* _Direction_
Give the entries again exactly, every one of them.

(begin)

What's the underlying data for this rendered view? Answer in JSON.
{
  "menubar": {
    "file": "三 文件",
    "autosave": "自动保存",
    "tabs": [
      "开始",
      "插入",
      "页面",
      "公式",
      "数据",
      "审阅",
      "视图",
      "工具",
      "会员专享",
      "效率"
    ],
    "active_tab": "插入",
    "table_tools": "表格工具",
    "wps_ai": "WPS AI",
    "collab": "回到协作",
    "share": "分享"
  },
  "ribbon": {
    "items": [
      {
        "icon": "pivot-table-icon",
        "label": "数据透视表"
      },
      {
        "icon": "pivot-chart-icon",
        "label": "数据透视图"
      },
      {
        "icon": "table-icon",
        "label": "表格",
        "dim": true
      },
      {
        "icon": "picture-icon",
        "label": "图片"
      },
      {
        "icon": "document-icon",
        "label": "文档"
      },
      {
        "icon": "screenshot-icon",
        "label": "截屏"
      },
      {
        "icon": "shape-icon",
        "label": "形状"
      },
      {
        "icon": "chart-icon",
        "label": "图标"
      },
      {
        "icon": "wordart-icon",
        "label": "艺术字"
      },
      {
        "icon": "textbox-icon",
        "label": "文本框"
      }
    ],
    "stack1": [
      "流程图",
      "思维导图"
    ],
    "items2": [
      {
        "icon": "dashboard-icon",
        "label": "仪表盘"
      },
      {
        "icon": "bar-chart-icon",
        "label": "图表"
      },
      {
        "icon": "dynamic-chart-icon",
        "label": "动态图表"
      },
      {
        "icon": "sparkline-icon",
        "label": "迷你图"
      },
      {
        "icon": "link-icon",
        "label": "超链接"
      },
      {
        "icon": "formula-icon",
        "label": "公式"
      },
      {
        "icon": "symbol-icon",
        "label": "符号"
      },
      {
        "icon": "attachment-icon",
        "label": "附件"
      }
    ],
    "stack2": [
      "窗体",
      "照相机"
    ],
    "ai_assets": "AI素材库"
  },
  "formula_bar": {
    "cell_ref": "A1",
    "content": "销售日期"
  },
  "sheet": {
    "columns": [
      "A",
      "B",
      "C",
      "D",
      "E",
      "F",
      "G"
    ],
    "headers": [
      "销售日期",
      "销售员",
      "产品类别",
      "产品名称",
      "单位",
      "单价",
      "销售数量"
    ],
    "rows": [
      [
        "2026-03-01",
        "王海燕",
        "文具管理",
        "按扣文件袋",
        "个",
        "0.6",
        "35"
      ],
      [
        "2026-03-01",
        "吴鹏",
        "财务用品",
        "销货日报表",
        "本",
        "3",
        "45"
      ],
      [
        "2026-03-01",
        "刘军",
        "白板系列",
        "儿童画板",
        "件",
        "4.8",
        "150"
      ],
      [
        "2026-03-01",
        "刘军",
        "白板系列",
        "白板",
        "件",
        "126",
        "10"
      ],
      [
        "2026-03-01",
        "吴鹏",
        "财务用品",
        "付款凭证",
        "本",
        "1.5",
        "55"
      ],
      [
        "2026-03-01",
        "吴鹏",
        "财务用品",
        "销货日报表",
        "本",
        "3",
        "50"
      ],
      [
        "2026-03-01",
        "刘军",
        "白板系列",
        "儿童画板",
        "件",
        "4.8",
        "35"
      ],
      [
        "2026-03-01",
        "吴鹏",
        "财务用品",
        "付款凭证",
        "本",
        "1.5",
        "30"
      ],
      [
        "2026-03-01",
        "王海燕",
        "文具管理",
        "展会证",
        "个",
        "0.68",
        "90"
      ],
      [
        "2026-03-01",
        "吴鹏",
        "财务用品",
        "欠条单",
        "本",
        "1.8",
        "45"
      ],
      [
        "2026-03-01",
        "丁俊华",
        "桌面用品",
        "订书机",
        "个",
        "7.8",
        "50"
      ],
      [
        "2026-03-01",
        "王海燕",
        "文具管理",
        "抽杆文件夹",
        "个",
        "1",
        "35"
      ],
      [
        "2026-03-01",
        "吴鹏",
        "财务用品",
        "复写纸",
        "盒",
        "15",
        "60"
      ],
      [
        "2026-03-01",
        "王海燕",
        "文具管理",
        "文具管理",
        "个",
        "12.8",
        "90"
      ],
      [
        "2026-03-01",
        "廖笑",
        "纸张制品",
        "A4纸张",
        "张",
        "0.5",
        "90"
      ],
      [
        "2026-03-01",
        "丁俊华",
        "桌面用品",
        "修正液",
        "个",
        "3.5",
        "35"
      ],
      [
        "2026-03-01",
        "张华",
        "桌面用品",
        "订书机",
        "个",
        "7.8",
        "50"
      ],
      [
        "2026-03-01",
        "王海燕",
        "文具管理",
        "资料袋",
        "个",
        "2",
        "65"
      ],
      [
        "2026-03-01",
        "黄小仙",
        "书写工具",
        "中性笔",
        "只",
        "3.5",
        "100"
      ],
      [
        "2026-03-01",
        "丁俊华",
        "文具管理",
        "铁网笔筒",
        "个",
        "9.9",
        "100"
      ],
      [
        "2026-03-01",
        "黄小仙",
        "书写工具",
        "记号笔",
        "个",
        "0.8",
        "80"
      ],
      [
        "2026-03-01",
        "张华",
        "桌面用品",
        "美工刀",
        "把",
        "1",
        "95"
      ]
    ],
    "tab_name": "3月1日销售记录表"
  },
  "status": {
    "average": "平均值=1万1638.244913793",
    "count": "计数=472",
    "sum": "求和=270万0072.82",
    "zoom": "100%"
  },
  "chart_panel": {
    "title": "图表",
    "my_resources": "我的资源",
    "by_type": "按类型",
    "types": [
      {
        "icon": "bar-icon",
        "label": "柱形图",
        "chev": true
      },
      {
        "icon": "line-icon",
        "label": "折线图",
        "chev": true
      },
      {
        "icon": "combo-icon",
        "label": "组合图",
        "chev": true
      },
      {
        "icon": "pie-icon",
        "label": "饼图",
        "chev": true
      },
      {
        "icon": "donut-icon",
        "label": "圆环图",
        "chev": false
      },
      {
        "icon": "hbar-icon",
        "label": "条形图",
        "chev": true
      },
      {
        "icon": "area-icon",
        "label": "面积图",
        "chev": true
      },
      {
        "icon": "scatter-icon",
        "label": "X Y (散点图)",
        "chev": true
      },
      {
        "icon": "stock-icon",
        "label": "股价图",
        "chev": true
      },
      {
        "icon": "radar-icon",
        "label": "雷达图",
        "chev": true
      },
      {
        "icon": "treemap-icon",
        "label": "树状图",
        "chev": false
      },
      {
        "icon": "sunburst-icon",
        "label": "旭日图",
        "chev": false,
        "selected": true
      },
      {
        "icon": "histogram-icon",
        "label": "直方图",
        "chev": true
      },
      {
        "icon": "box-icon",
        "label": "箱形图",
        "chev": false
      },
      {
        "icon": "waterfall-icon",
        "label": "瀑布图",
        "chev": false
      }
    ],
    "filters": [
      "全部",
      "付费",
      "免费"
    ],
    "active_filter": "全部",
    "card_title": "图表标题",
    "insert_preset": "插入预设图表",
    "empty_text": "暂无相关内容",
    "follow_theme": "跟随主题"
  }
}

(end)

* _Answer to this problem_
What's the underlying data for this rendered view? Answer in JSON.
{
  "menubar": {
    "file": "三 文件",
    "autosave": "自动保存",
    "tabs": [
      "开始",
      "插入",
      "页面",
      "公式",
      "数据",
      "审阅",
      "视图",
      "工具",
      "会员专享",
      "效率"
    ],
    "active_tab": "插入",
    "table_tools": "表格工具",
    "wps_ai": "WPS AI",
    "collab": "回到协作",
    "share": "分享"
  },
  "ribbon": {
    "items": [
      {
        "icon": "pivot-table-icon",
        "label": "数据透视表"
      },
      {
        "icon": "pivot-chart-icon",
        "label": "数据透视图"
      },
      {
        "icon": "table-icon",
        "label": "表格",
        "dim": true
      },
      {
        "icon": "picture-icon",
        "label": "图片"
      },
      {
        "icon": "document-icon",
        "label": "文档"
      },
      {
        "icon": "screenshot-icon",
        "label": "截屏"
      },
      {
        "icon": "shape-icon",
        "label": "形状"
      },
      {
        "icon": "chart-icon",
        "label": "图标"
      },
      {
        "icon": "wordart-icon",
        "label": "艺术字"
      },
      {
        "icon": "textbox-icon",
        "label": "文本框"
      }
    ],
    "stack1": [
      "流程图",
      "思维导图"
    ],
    "items2": [
      {
        "icon": "dashboard-icon",
        "label": "仪表盘"
      },
      {
        "icon": "bar-chart-icon",
        "label": "图表"
      },
      {
        "icon": "dynamic-chart-icon",
        "label": "动态图表"
      },
      {
        "icon": "sparkline-icon",
        "label": "迷你图"
      },
      {
        "icon": "link-icon",
        "label": "超链接"
      },
      {
        "icon": "formula-icon",
        "label": "公式"
      },
      {
        "icon": "symbol-icon",
        "label": "符号"
      },
      {
        "icon": "attachment-icon",
        "label": "附件"
      }
    ],
    "stack2": [
      "窗体",
      "照相机"
    ],
    "ai_assets": "AI素材库"
  },
  "formula_bar": {
    "cell_ref": "A1",
    "content": "销售日期"
  },
  "sheet": {
    "columns": [
      "A",
      "B",
      "C",
      "D",
      "E",
      "F",
      "G"
    ],
    "headers": [
      "销售日期",
      "销售员",
      "产品类别",
      "产品名称",
      "单位",
      "单价",
      "销售数量"
    ],
    "rows": [
      [
        "2026-03-01",
        "王海燕",
        "文具管理",
        "按扣文件袋",
        "个",
        "0.6",
        "35"
      ],
      [
        "2026-03-01",
        "吴鹏",
        "财务用品",
        "销货日报表",
        "本",
        "3",
        "45"
      ],
      [
        "2026-03-01",
        "刘军",
        "白板系列",
        "儿童画板",
        "件",
        "4.8",
        "150"
      ],
      [
        "2026-03-01",
        "刘军",
        "白板系列",
        "白板",
        "件",
        "126",
        "10"
      ],
      [
        "2026-03-01",
        "吴鹏",
        "财务用品",
        "付款凭证",
        "本",
        "1.5",
        "55"
      ],
      [
        "2026-03-01",
        "吴鹏",
        "财务用品",
        "销货日报表",
        "本",
        "3",
        "50"
      ],
      [
        "2026-03-01",
        "刘军",
        "白板系列",
        "儿童画板",
        "件",
        "4.8",
        "35"
      ],
      [
        "2026-03-01",
        "吴鹏",
        "财务用品",
        "付款凭证",
        "本",
        "1.5",
        "30"
      ],
      [
        "2026-03-01",
        "王海燕",
        "文具管理",
        "展会证",
        "个",
        "0.68",
        "90"
      ],
      [
        "2026-03-01",
        "吴鹏",
        "财务用品",
        "欠条单",
        "本",
        "1.8",
        "45"
      ],
      [
        "2026-03-01",
        "丁俊华",
        "桌面用品",
        "订书机",
        "个",
        "7.8",
        "50"
      ],
      [
        "2026-03-01",
        "王海燕",
        "文具管理",
        "抽杆文件夹",
        "个",
        "1",
        "35"
      ],
      [
        "2026-03-01",
        "吴鹏",
        "财务用品",
        "复写纸",
        "盒",
        "15",
        "60"
      ],
      [
        "2026-03-01",
        "王海燕",
        "文具管理",
        "文具管理",
        "个",
        "12.8",
        "90"
      ],
      [
        "2026-03-01",
        "廖笑",
        "纸张制品",
        "A4纸张",
        "张",
        "0.5",
        "90"
      ],
      [
        "2026-03-01",
        "丁俊华",
        "桌面用品",
        "修正液",
        "个",
        "3.5",
        "35"
      ],
      [
        "2026-03-01",
        "张华",
        "桌面用品",
        "订书机",
        "个",
        "7.8",
        "50"
      ],
      [
        "2026-03-01",
        "王海燕",
        "文具管理",
        "资料袋",
        "个",
        "2",
        "65"
      ],
      [
        "2026-03-01",
        "黄小仙",
        "书写工具",
        "中性笔",
        "只",
        "3.5",
        "100"
      ],
      [
        "2026-03-01",
        "丁俊华",
        "文具管理",
        "铁网笔筒",
        "个",
        "9.9",
        "100"
      ],
      [
        "2026-03-01",
        "黄小仙",
        "书写工具",
        "记号笔",
        "个",
        "0.8",
        "80"
      ],
      [
        "2026-03-01",
        "张华",
        "桌面用品",
        "美工刀",
        "把",
        "1",
        "95"
      ]
    ],
    "tab_name": "3月1日销售记录表"
  },
  "status": {
    "average": "平均值=1万1638.244913793",
    "count": "计数=472",
    "sum": "求和=270万0072.82",
    "zoom": "100%"
  },
  "chart_panel": {
    "title": "图表",
    "my_resources": "我的资源",
    "by_type": "按类型",
    "types": [
      {
        "icon": "bar-icon",
        "label": "柱形图",
        "chev": true
      },
      {
        "icon": "line-icon",
        "label": "折线图",
        "chev": true
      },
      {
        "icon": "combo-icon",
        "label": "组合图",
        "chev": true
      },
      {
        "icon": "pie-icon",
        "label": "饼图",
        "chev": true
      },
      {
        "icon": "donut-icon",
        "label": "圆环图",
        "chev": false
      },
      {
        "icon": "hbar-icon",
        "label": "条形图",
        "chev": true
      },
      {
        "icon": "area-icon",
        "label": "面积图",
        "chev": true
      },
      {
        "icon": "scatter-icon",
        "label": "X Y (散点图)",
        "chev": true
      },
      {
        "icon": "stock-icon",
        "label": "股价图",
        "chev": true
      },
      {
        "icon": "radar-icon",
        "label": "雷达图",
        "chev": true
      },
      {
        "icon": "treemap-icon",
        "label": "树状图",
        "chev": false
      },
      {
        "icon": "sunburst-icon",
        "label": "旭日图",
        "chev": false,
        "selected": true
      },
      {
        "icon": "histogram-icon",
        "label": "直方图",
        "chev": true
      },
      {
        "icon": "box-icon",
        "label": "箱形图",
        "chev": false
      },
      {
        "icon": "waterfall-icon",
        "label": "瀑布图",
        "chev": false
      }
    ],
    "filters": [
      "全部",
      "付费",
      "免费"
    ],
    "active_filter": "全部",
    "card_title": "图表标题",
    "insert_preset": "插入预设图表",
    "empty_text": "暂无相关内容",
    "follow_theme": "跟随主题"
  }
}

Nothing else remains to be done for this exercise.